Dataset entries
+ + + + + + +
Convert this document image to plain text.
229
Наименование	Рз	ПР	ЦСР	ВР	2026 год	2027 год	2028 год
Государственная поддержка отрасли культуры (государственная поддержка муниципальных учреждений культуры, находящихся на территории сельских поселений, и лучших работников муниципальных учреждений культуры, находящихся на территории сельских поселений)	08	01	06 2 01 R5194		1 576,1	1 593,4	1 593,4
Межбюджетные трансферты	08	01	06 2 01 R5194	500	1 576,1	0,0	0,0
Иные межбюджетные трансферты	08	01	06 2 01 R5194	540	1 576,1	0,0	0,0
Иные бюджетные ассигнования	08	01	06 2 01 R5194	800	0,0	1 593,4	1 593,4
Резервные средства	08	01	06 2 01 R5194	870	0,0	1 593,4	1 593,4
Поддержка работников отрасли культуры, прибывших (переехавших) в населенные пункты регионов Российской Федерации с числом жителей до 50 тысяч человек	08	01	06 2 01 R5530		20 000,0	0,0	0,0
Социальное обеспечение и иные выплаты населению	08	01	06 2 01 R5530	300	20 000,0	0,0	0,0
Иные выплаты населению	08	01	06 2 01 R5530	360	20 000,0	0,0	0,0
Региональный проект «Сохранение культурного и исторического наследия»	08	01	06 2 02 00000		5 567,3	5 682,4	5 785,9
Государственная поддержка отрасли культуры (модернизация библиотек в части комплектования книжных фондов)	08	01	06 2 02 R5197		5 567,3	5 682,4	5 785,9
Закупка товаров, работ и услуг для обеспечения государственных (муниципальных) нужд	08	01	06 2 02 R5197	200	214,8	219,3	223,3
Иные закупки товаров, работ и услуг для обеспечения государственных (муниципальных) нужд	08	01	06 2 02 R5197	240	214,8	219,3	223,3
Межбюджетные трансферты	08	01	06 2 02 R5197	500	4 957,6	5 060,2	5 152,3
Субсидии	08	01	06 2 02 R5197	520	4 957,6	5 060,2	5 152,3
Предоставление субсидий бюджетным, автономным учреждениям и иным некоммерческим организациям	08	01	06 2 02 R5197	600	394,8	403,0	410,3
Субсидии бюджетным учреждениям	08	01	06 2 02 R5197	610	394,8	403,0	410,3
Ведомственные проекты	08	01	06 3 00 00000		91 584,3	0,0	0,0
+ + + + + + +
» **Problem requirements**
Look above for lines with the word "населению" and copy them all.

» **Task answer**
Социальное обеспечение и иные выплаты населению	08	01	06 2 01 R5530	300	20 000,0	0,0	0,0
Иные выплаты населению	08	01	06 2 01 R5530	360	20 000,0	0,0	0,0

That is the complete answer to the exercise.